PROBLEM TO WORK ON: Filter the entries below, keeping only lines with the word "color".

---------------

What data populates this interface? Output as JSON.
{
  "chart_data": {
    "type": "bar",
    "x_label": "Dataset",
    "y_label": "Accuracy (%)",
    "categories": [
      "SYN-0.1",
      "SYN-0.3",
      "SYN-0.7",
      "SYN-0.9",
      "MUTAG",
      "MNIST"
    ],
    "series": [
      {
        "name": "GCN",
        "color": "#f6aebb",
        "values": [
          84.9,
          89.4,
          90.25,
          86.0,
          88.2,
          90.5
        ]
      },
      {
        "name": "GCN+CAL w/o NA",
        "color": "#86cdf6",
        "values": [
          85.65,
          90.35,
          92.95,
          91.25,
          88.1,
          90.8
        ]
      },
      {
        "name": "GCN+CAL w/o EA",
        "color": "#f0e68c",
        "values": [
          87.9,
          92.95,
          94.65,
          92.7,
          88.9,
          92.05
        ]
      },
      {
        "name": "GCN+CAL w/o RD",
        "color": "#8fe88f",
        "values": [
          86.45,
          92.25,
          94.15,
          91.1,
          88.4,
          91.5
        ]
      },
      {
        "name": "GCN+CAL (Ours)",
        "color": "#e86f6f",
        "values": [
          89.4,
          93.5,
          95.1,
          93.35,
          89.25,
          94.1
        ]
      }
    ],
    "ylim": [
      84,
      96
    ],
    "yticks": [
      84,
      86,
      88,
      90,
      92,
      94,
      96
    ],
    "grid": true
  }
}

---------------

WRITTEN ANSWER:
        "color": "#f6aebb",
        "color": "#86cdf6",
        "color": "#f0e68c",
        "color": "#8fe88f",
        "color": "#e86f6f",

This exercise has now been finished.